* [To do]:
Omit the pictures, then reproduce every remaining record exactly.

· · · ·

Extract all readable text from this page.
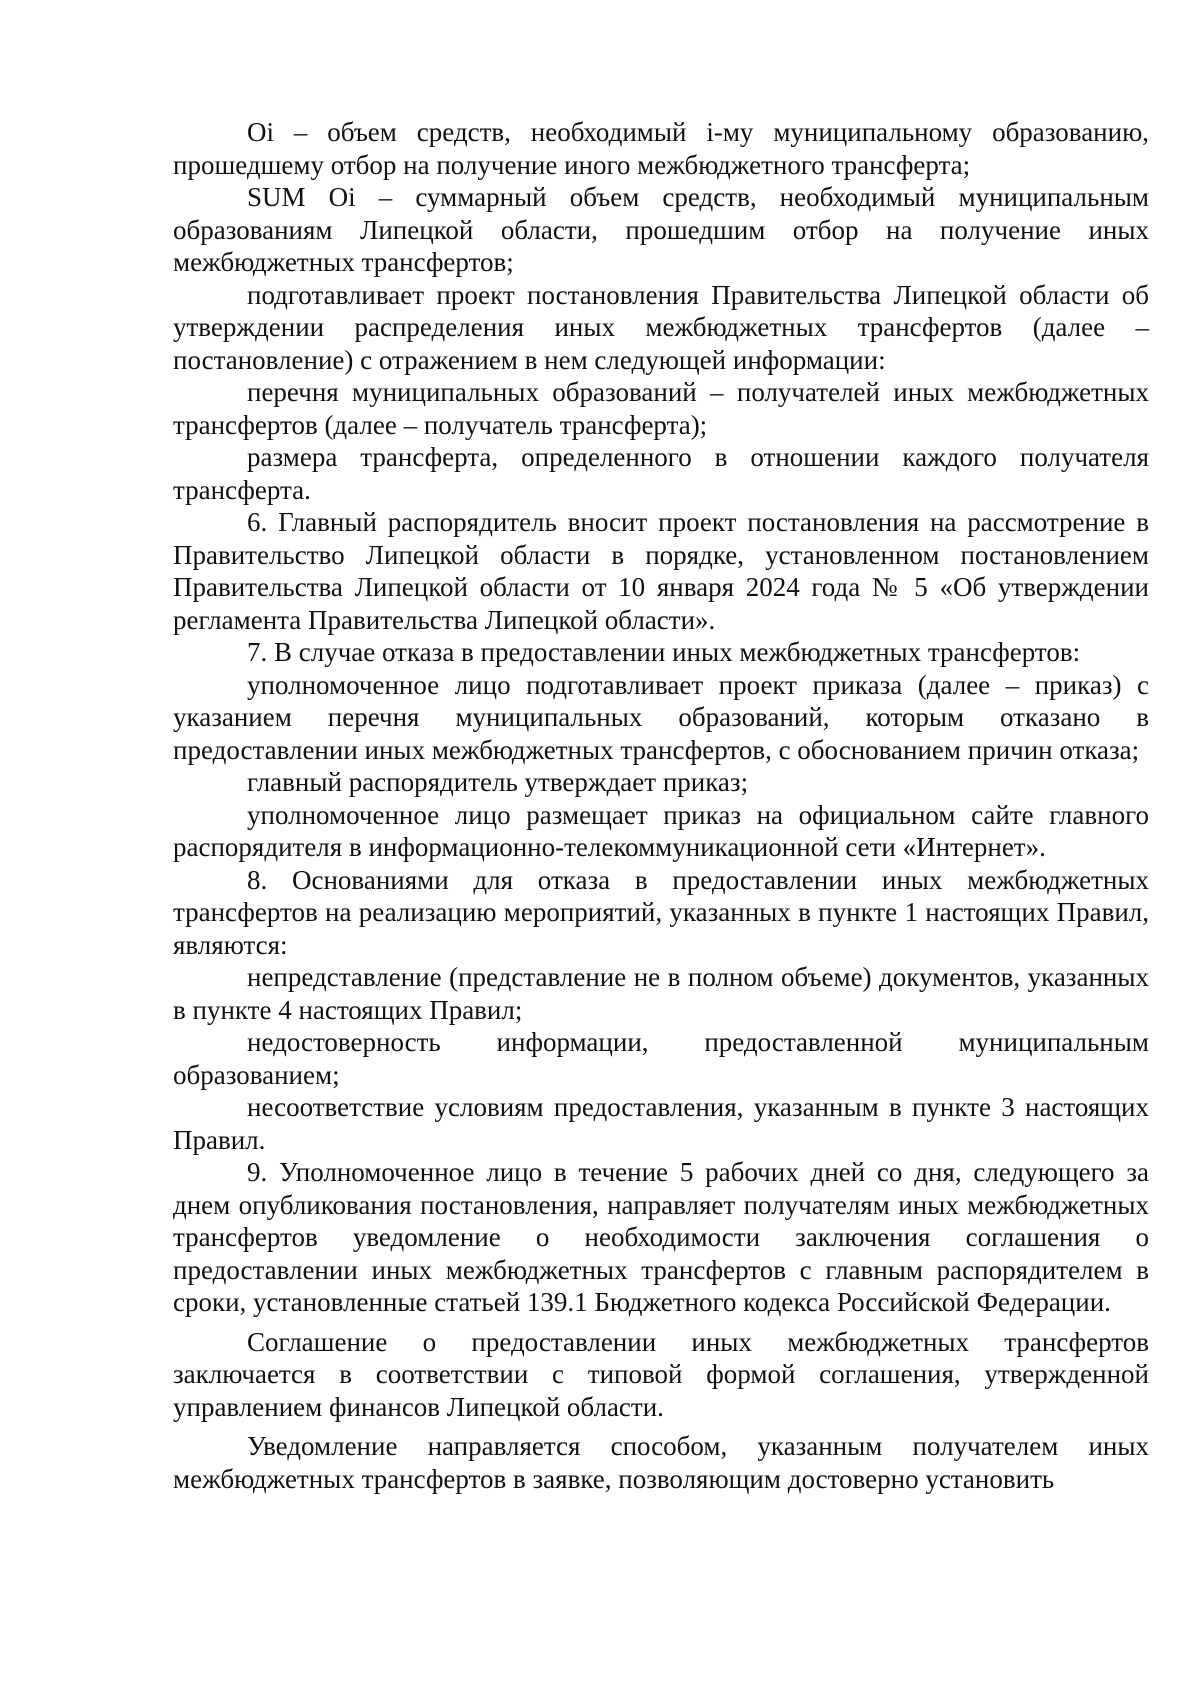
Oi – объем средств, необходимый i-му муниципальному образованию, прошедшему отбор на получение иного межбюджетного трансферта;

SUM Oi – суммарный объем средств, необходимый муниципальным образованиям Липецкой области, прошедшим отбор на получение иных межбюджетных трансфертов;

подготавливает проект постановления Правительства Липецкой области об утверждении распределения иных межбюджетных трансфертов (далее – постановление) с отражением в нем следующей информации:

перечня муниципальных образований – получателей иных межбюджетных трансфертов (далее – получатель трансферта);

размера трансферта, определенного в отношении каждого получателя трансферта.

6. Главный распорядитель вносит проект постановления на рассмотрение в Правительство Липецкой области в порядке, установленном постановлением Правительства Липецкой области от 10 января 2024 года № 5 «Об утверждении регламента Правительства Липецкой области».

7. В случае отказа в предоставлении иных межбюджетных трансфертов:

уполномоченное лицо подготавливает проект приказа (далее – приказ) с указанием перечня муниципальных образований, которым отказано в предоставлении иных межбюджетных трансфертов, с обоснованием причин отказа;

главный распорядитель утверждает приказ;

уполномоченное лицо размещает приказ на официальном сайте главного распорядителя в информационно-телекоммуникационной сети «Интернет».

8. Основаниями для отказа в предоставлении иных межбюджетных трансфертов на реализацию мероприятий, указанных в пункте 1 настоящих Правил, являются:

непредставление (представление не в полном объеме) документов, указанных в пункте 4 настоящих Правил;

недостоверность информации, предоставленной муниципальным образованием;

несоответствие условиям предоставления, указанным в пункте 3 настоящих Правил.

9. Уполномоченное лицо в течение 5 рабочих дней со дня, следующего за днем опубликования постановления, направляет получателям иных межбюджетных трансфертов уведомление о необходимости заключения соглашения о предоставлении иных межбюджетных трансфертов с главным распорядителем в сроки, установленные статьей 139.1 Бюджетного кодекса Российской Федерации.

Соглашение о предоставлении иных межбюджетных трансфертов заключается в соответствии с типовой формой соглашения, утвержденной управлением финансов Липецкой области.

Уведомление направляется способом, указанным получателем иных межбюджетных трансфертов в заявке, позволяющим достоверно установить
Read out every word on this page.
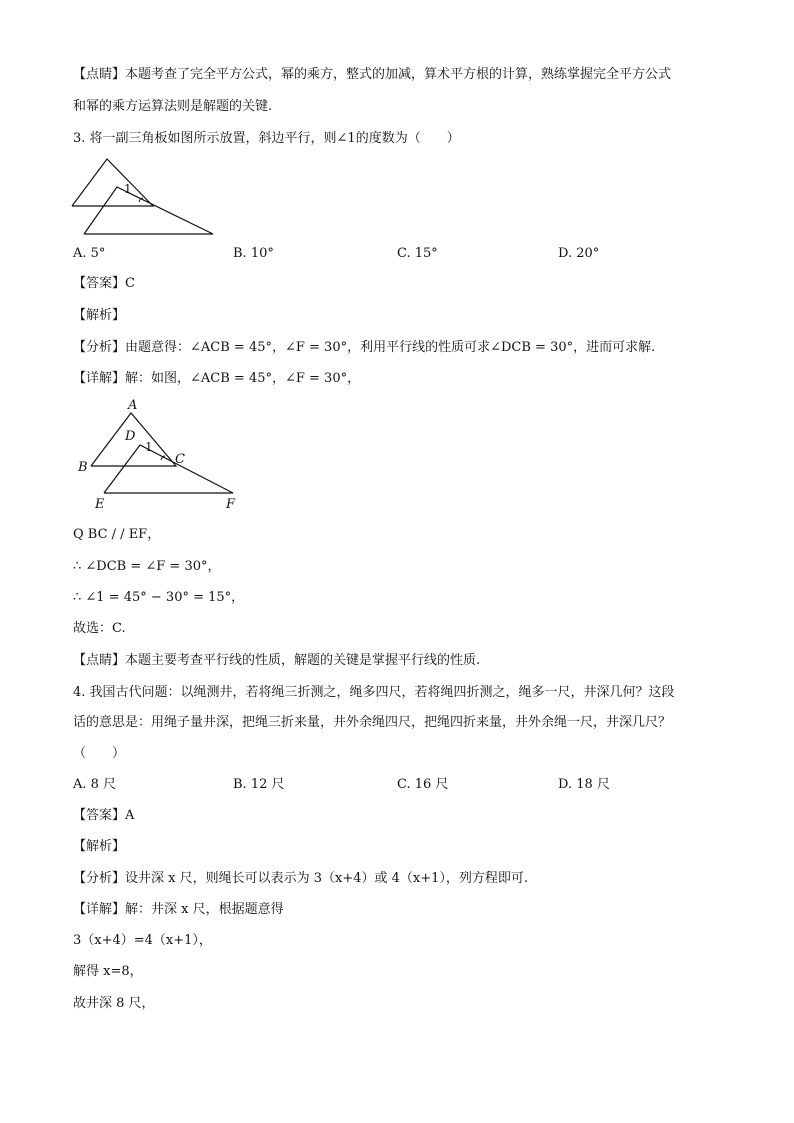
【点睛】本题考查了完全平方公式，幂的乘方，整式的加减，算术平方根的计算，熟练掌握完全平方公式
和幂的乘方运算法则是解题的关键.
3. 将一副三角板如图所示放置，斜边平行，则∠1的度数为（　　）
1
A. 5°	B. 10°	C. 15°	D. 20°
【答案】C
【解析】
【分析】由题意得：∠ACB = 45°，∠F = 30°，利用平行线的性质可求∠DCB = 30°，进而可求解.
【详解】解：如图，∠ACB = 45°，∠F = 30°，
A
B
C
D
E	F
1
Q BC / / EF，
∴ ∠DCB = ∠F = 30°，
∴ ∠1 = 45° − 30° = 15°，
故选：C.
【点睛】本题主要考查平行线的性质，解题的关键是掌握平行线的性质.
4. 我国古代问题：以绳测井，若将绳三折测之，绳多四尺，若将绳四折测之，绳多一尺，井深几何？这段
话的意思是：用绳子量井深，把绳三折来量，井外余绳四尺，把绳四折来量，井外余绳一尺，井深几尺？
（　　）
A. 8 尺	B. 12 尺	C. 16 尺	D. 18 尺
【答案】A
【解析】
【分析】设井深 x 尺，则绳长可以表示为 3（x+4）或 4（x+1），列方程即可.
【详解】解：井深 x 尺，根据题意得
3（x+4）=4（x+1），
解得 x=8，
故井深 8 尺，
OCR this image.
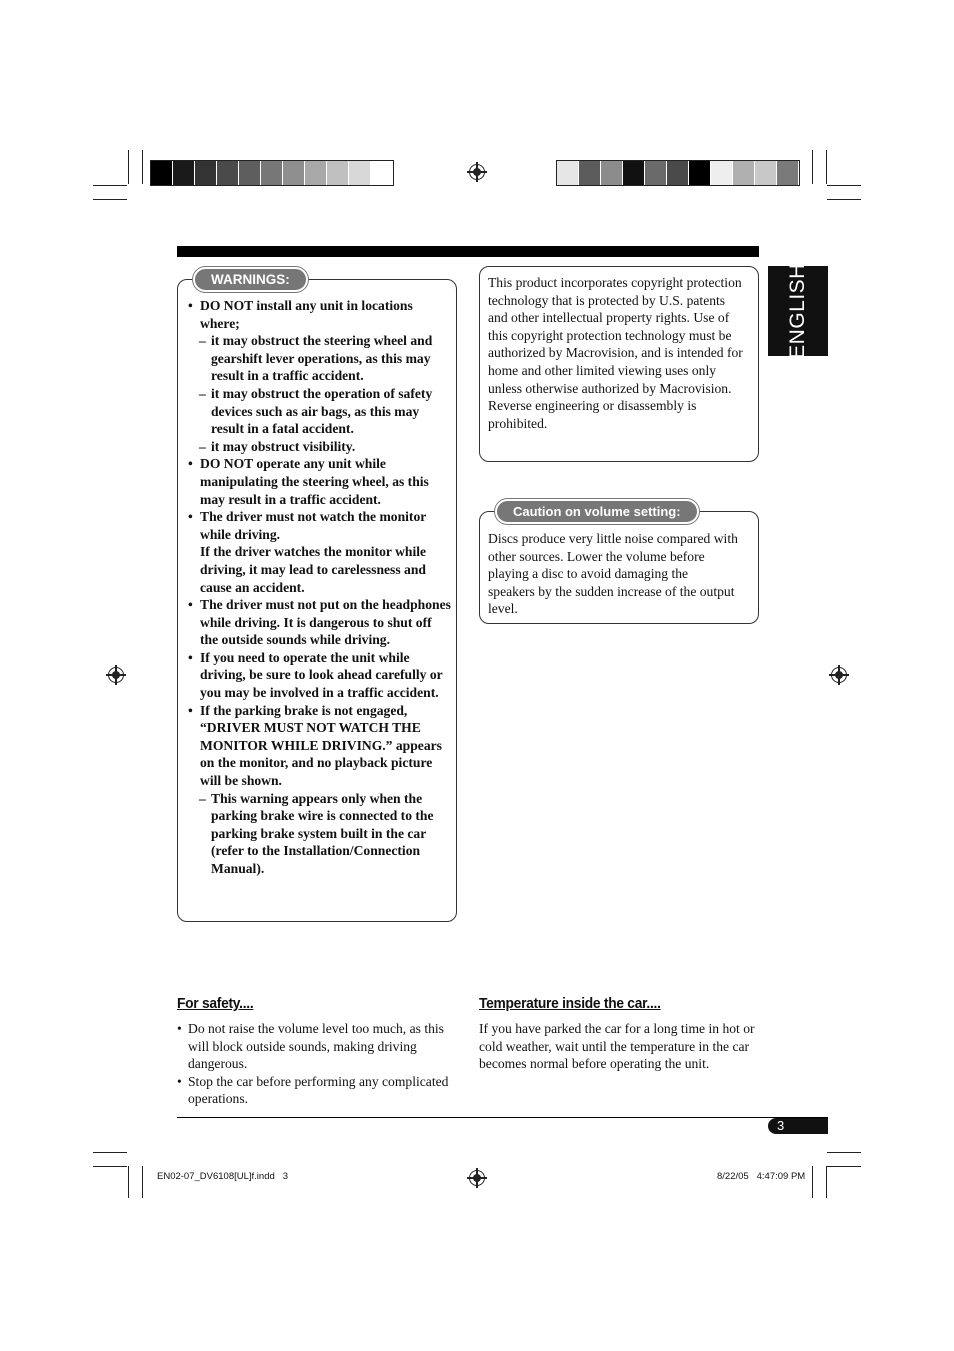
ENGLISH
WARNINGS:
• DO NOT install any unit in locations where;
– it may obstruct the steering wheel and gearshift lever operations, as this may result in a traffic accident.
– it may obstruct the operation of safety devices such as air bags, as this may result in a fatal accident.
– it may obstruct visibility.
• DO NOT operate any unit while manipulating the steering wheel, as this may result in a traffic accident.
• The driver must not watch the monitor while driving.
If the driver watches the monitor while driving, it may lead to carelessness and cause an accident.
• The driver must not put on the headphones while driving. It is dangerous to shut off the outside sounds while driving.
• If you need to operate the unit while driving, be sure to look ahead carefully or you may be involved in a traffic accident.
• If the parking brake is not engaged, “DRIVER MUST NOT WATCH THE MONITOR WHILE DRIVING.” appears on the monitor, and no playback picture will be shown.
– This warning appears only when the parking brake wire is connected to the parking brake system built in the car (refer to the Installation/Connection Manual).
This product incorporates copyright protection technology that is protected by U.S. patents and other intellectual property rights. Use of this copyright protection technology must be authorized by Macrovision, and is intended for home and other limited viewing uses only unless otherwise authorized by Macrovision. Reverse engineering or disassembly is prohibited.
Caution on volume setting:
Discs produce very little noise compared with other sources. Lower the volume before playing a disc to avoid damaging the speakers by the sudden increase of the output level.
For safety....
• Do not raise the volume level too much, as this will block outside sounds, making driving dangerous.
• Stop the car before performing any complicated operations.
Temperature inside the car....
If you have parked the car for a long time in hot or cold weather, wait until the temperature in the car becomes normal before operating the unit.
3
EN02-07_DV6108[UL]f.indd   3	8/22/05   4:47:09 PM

· · · ·

* [Complete response]:
Extract all readable text from this page.
Oi – объем средств, необходимый i-му муниципальному образованию, прошедшему отбор на получение иного межбюджетного трансферта;

SUM Oi – суммарный объем средств, необходимый муниципальным образованиям Липецкой области, прошедшим отбор на получение иных межбюджетных трансфертов;

подготавливает проект постановления Правительства Липецкой области об утверждении распределения иных межбюджетных трансфертов (далее – постановление) с отражением в нем следующей информации:

перечня муниципальных образований – получателей иных межбюджетных трансфертов (далее – получатель трансферта);

размера трансферта, определенного в отношении каждого получателя трансферта.

6. Главный распорядитель вносит проект постановления на рассмотрение в Правительство Липецкой области в порядке, установленном постановлением Правительства Липецкой области от 10 января 2024 года № 5 «Об утверждении регламента Правительства Липецкой области».

7. В случае отказа в предоставлении иных межбюджетных трансфертов:

уполномоченное лицо подготавливает проект приказа (далее – приказ) с указанием перечня муниципальных образований, которым отказано в предоставлении иных межбюджетных трансфертов, с обоснованием причин отказа;

главный распорядитель утверждает приказ;

уполномоченное лицо размещает приказ на официальном сайте главного распорядителя в информационно-телекоммуникационной сети «Интернет».

8. Основаниями для отказа в предоставлении иных межбюджетных трансфертов на реализацию мероприятий, указанных в пункте 1 настоящих Правил, являются:

непредставление (представление не в полном объеме) документов, указанных в пункте 4 настоящих Правил;

недостоверность информации, предоставленной муниципальным образованием;

несоответствие условиям предоставления, указанным в пункте 3 настоящих Правил.

9. Уполномоченное лицо в течение 5 рабочих дней со дня, следующего за днем опубликования постановления, направляет получателям иных межбюджетных трансфертов уведомление о необходимости заключения соглашения о предоставлении иных межбюджетных трансфертов с главным распорядителем в сроки, установленные статьей 139.1 Бюджетного кодекса Российской Федерации.

Соглашение о предоставлении иных межбюджетных трансфертов заключается в соответствии с типовой формой соглашения, утвержденной управлением финансов Липецкой области.

Уведомление направляется способом, указанным получателем иных межбюджетных трансфертов в заявке, позволяющим достоверно установить
Read out every word on this page.
【点睛】本题考查了完全平方公式，幂的乘方，整式的加减，算术平方根的计算，熟练掌握完全平方公式
和幂的乘方运算法则是解题的关键.
3. 将一副三角板如图所示放置，斜边平行，则∠1的度数为（　　）
1
A. 5°	B. 10°	C. 15°	D. 20°
【答案】C
【解析】
【分析】由题意得：∠ACB = 45°，∠F = 30°，利用平行线的性质可求∠DCB = 30°，进而可求解.
【详解】解：如图，∠ACB = 45°，∠F = 30°，
A
B
C
D
E	F
1
Q BC / / EF，
∴ ∠DCB = ∠F = 30°，
∴ ∠1 = 45° − 30° = 15°，
故选：C.
【点睛】本题主要考查平行线的性质，解题的关键是掌握平行线的性质.
4. 我国古代问题：以绳测井，若将绳三折测之，绳多四尺，若将绳四折测之，绳多一尺，井深几何？这段
话的意思是：用绳子量井深，把绳三折来量，井外余绳四尺，把绳四折来量，井外余绳一尺，井深几尺？
（　　）
A. 8 尺	B. 12 尺	C. 16 尺	D. 18 尺
【答案】A
【解析】
【分析】设井深 x 尺，则绳长可以表示为 3（x+4）或 4（x+1），列方程即可.
【详解】解：井深 x 尺，根据题意得
3（x+4）=4（x+1），
解得 x=8，
故井深 8 尺，
OCR this image.
ENGLISH
WARNINGS:
• DO NOT install any unit in locations where;
– it may obstruct the steering wheel and gearshift lever operations, as this may result in a traffic accident.
– it may obstruct the operation of safety devices such as air bags, as this may result in a fatal accident.
– it may obstruct visibility.
• DO NOT operate any unit while manipulating the steering wheel, as this may result in a traffic accident.
• The driver must not watch the monitor while driving.
If the driver watches the monitor while driving, it may lead to carelessness and cause an accident.
• The driver must not put on the headphones while driving. It is dangerous to shut off the outside sounds while driving.
• If you need to operate the unit while driving, be sure to look ahead carefully or you may be involved in a traffic accident.
• If the parking brake is not engaged, “DRIVER MUST NOT WATCH THE MONITOR WHILE DRIVING.” appears on the monitor, and no playback picture will be shown.
– This warning appears only when the parking brake wire is connected to the parking brake system built in the car (refer to the Installation/Connection Manual).
This product incorporates copyright protection technology that is protected by U.S. patents and other intellectual property rights. Use of this copyright protection technology must be authorized by Macrovision, and is intended for home and other limited viewing uses only unless otherwise authorized by Macrovision. Reverse engineering or disassembly is prohibited.
Caution on volume setting:
Discs produce very little noise compared with other sources. Lower the volume before playing a disc to avoid damaging the speakers by the sudden increase of the output level.
For safety....
• Do not raise the volume level too much, as this will block outside sounds, making driving dangerous.
• Stop the car before performing any complicated operations.
Temperature inside the car....
If you have parked the car for a long time in hot or cold weather, wait until the temperature in the car becomes normal before operating the unit.
3
EN02-07_DV6108[UL]f.indd   3	8/22/05   4:47:09 PM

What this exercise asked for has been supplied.